* **Material for the task**:
-- Begin --

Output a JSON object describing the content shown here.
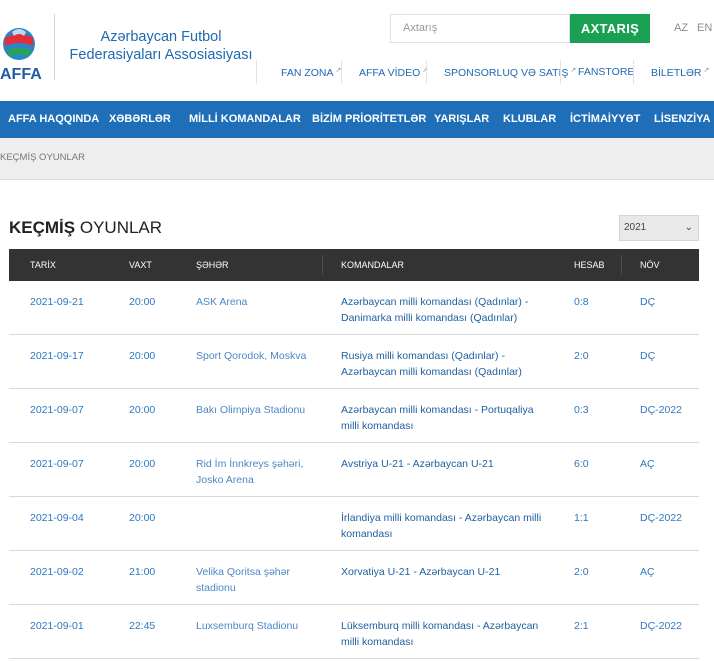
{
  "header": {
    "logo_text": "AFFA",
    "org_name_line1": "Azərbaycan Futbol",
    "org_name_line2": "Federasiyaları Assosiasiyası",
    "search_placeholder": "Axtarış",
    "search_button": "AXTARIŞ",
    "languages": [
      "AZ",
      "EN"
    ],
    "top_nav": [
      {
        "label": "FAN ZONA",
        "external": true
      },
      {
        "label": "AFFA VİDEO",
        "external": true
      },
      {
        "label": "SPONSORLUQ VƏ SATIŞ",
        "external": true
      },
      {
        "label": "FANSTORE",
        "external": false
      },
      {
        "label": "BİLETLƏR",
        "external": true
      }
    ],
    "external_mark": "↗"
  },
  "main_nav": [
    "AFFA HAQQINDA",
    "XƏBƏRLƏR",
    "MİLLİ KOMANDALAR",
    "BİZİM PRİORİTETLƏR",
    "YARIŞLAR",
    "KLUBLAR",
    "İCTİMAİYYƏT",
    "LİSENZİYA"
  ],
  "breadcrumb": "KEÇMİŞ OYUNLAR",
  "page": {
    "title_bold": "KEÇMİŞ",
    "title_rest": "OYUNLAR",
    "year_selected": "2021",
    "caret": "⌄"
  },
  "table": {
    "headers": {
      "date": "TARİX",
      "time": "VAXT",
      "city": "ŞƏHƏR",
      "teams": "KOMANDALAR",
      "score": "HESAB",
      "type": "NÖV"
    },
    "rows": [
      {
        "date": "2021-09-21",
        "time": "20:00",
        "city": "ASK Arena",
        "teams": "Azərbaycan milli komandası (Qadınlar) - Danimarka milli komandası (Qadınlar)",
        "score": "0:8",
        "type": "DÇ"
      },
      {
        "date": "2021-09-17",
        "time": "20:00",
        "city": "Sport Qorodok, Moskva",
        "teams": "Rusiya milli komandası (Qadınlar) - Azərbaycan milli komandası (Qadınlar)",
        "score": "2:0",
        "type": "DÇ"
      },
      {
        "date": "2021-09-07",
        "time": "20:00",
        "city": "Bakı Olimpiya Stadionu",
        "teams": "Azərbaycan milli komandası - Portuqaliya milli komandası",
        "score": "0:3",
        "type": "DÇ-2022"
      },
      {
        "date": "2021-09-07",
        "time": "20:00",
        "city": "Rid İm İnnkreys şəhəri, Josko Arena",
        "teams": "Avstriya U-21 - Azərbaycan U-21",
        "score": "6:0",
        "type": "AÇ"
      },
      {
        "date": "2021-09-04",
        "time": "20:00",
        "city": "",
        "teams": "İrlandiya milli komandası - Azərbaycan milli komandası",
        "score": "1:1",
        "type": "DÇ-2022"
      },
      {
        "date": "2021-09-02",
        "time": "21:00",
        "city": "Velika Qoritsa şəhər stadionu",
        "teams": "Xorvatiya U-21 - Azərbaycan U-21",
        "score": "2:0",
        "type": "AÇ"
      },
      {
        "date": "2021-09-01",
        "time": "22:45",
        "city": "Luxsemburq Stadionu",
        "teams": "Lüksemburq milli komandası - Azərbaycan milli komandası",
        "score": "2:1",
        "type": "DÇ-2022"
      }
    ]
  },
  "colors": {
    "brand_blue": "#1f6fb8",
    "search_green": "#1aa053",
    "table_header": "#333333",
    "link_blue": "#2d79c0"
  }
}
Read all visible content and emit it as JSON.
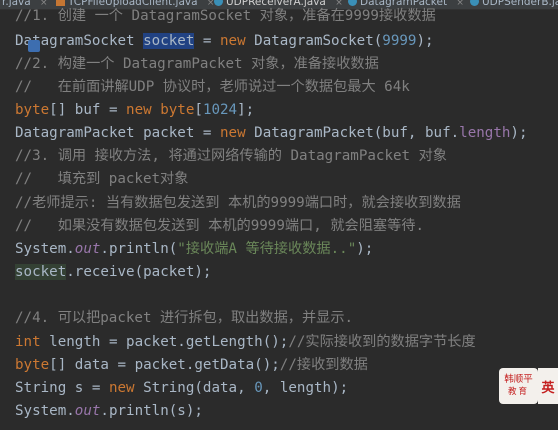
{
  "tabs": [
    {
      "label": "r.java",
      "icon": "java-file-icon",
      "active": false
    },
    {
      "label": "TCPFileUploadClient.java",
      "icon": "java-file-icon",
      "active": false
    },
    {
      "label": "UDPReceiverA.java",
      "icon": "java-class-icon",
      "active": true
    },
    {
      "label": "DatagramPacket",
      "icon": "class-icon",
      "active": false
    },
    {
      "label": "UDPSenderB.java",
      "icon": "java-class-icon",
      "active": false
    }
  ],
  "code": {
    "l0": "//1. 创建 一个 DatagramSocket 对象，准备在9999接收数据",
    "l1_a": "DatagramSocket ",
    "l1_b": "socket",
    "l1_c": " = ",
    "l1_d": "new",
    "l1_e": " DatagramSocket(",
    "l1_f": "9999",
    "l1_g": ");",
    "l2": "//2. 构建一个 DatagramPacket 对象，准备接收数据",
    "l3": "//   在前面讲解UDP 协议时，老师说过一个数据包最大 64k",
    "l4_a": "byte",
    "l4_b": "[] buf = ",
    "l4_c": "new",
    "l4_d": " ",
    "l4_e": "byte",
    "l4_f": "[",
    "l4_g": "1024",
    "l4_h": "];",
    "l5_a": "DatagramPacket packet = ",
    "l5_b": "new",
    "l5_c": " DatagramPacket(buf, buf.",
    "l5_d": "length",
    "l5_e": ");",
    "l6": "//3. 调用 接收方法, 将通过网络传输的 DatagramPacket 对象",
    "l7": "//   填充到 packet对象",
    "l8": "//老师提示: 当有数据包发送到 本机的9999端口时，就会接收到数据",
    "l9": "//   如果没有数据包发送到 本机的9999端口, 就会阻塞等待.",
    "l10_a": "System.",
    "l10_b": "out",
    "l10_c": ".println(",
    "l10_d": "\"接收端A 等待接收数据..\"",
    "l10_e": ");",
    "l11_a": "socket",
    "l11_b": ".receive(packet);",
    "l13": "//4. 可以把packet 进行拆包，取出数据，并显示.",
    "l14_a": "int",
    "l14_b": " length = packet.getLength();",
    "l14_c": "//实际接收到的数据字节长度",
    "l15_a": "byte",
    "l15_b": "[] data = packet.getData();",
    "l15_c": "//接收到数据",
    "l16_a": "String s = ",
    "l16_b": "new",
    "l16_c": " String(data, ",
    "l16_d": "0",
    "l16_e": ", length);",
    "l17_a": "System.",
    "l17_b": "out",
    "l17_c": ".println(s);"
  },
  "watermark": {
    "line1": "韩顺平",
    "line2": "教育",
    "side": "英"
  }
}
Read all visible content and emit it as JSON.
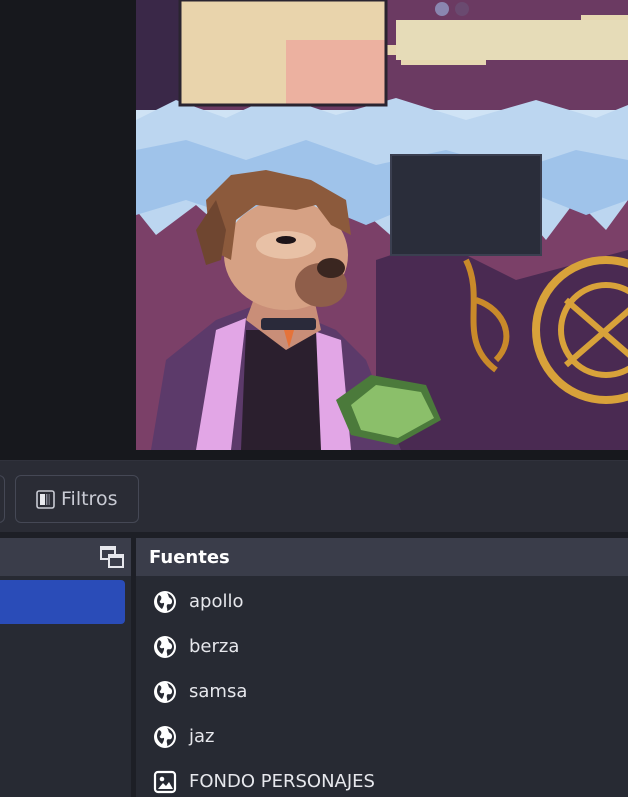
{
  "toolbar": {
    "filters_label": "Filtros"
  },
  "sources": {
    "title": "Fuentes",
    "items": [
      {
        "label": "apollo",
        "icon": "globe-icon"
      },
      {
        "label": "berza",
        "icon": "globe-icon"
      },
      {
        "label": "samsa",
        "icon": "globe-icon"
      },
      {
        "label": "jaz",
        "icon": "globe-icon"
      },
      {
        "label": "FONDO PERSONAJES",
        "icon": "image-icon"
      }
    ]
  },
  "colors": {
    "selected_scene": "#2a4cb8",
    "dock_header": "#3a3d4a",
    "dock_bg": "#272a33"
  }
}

-- End --

* **Aim**: Without the pictures, transcribe the listing above exactly.

* **Result for this exercise**:
Output a JSON object describing the content shown here.
{
  "header": {
    "logo_text": "AFFA",
    "org_name_line1": "Azərbaycan Futbol",
    "org_name_line2": "Federasiyaları Assosiasiyası",
    "search_placeholder": "Axtarış",
    "search_button": "AXTARIŞ",
    "languages": [
      "AZ",
      "EN"
    ],
    "top_nav": [
      {
        "label": "FAN ZONA",
        "external": true
      },
      {
        "label": "AFFA VİDEO",
        "external": true
      },
      {
        "label": "SPONSORLUQ VƏ SATIŞ",
        "external": true
      },
      {
        "label": "FANSTORE",
        "external": false
      },
      {
        "label": "BİLETLƏR",
        "external": true
      }
    ],
    "external_mark": "↗"
  },
  "main_nav": [
    "AFFA HAQQINDA",
    "XƏBƏRLƏR",
    "MİLLİ KOMANDALAR",
    "BİZİM PRİORİTETLƏR",
    "YARIŞLAR",
    "KLUBLAR",
    "İCTİMAİYYƏT",
    "LİSENZİYA"
  ],
  "breadcrumb": "KEÇMİŞ OYUNLAR",
  "page": {
    "title_bold": "KEÇMİŞ",
    "title_rest": "OYUNLAR",
    "year_selected": "2021",
    "caret": "⌄"
  },
  "table": {
    "headers": {
      "date": "TARİX",
      "time": "VAXT",
      "city": "ŞƏHƏR",
      "teams": "KOMANDALAR",
      "score": "HESAB",
      "type": "NÖV"
    },
    "rows": [
      {
        "date": "2021-09-21",
        "time": "20:00",
        "city": "ASK Arena",
        "teams": "Azərbaycan milli komandası (Qadınlar) - Danimarka milli komandası (Qadınlar)",
        "score": "0:8",
        "type": "DÇ"
      },
      {
        "date": "2021-09-17",
        "time": "20:00",
        "city": "Sport Qorodok, Moskva",
        "teams": "Rusiya milli komandası (Qadınlar) - Azərbaycan milli komandası (Qadınlar)",
        "score": "2:0",
        "type": "DÇ"
      },
      {
        "date": "2021-09-07",
        "time": "20:00",
        "city": "Bakı Olimpiya Stadionu",
        "teams": "Azərbaycan milli komandası - Portuqaliya milli komandası",
        "score": "0:3",
        "type": "DÇ-2022"
      },
      {
        "date": "2021-09-07",
        "time": "20:00",
        "city": "Rid İm İnnkreys şəhəri, Josko Arena",
        "teams": "Avstriya U-21 - Azərbaycan U-21",
        "score": "6:0",
        "type": "AÇ"
      },
      {
        "date": "2021-09-04",
        "time": "20:00",
        "city": "",
        "teams": "İrlandiya milli komandası - Azərbaycan milli komandası",
        "score": "1:1",
        "type": "DÇ-2022"
      },
      {
        "date": "2021-09-02",
        "time": "21:00",
        "city": "Velika Qoritsa şəhər stadionu",
        "teams": "Xorvatiya U-21 - Azərbaycan U-21",
        "score": "2:0",
        "type": "AÇ"
      },
      {
        "date": "2021-09-01",
        "time": "22:45",
        "city": "Luxsemburq Stadionu",
        "teams": "Lüksemburq milli komandası - Azərbaycan milli komandası",
        "score": "2:1",
        "type": "DÇ-2022"
      }
    ]
  },
  "colors": {
    "brand_blue": "#1f6fb8",
    "search_green": "#1aa053",
    "table_header": "#333333",
    "link_blue": "#2d79c0"
  }
}
Read all visible content and emit it as JSON.
{
  "tabs": [
    {
      "label": "r.java",
      "icon": "java-file-icon",
      "active": false
    },
    {
      "label": "TCPFileUploadClient.java",
      "icon": "java-file-icon",
      "active": false
    },
    {
      "label": "UDPReceiverA.java",
      "icon": "java-class-icon",
      "active": true
    },
    {
      "label": "DatagramPacket",
      "icon": "class-icon",
      "active": false
    },
    {
      "label": "UDPSenderB.java",
      "icon": "java-class-icon",
      "active": false
    }
  ],
  "code": {
    "l0": "//1. 创建 一个 DatagramSocket 对象，准备在9999接收数据",
    "l1_a": "DatagramSocket ",
    "l1_b": "socket",
    "l1_c": " = ",
    "l1_d": "new",
    "l1_e": " DatagramSocket(",
    "l1_f": "9999",
    "l1_g": ");",
    "l2": "//2. 构建一个 DatagramPacket 对象，准备接收数据",
    "l3": "//   在前面讲解UDP 协议时，老师说过一个数据包最大 64k",
    "l4_a": "byte",
    "l4_b": "[] buf = ",
    "l4_c": "new",
    "l4_d": " ",
    "l4_e": "byte",
    "l4_f": "[",
    "l4_g": "1024",
    "l4_h": "];",
    "l5_a": "DatagramPacket packet = ",
    "l5_b": "new",
    "l5_c": " DatagramPacket(buf, buf.",
    "l5_d": "length",
    "l5_e": ");",
    "l6": "//3. 调用 接收方法, 将通过网络传输的 DatagramPacket 对象",
    "l7": "//   填充到 packet对象",
    "l8": "//老师提示: 当有数据包发送到 本机的9999端口时，就会接收到数据",
    "l9": "//   如果没有数据包发送到 本机的9999端口, 就会阻塞等待.",
    "l10_a": "System.",
    "l10_b": "out",
    "l10_c": ".println(",
    "l10_d": "\"接收端A 等待接收数据..\"",
    "l10_e": ");",
    "l11_a": "socket",
    "l11_b": ".receive(packet);",
    "l13": "//4. 可以把packet 进行拆包，取出数据，并显示.",
    "l14_a": "int",
    "l14_b": " length = packet.getLength();",
    "l14_c": "//实际接收到的数据字节长度",
    "l15_a": "byte",
    "l15_b": "[] data = packet.getData();",
    "l15_c": "//接收到数据",
    "l16_a": "String s = ",
    "l16_b": "new",
    "l16_c": " String(data, ",
    "l16_d": "0",
    "l16_e": ", length);",
    "l17_a": "System.",
    "l17_b": "out",
    "l17_c": ".println(s);"
  },
  "watermark": {
    "line1": "韩顺平",
    "line2": "教育",
    "side": "英"
  }
}
Read all visible content and emit it as JSON.
{
  "toolbar": {
    "filters_label": "Filtros"
  },
  "sources": {
    "title": "Fuentes",
    "items": [
      {
        "label": "apollo",
        "icon": "globe-icon"
      },
      {
        "label": "berza",
        "icon": "globe-icon"
      },
      {
        "label": "samsa",
        "icon": "globe-icon"
      },
      {
        "label": "jaz",
        "icon": "globe-icon"
      },
      {
        "label": "FONDO PERSONAJES",
        "icon": "image-icon"
      }
    ]
  },
  "colors": {
    "selected_scene": "#2a4cb8",
    "dock_header": "#3a3d4a",
    "dock_bg": "#272a33"
  }
}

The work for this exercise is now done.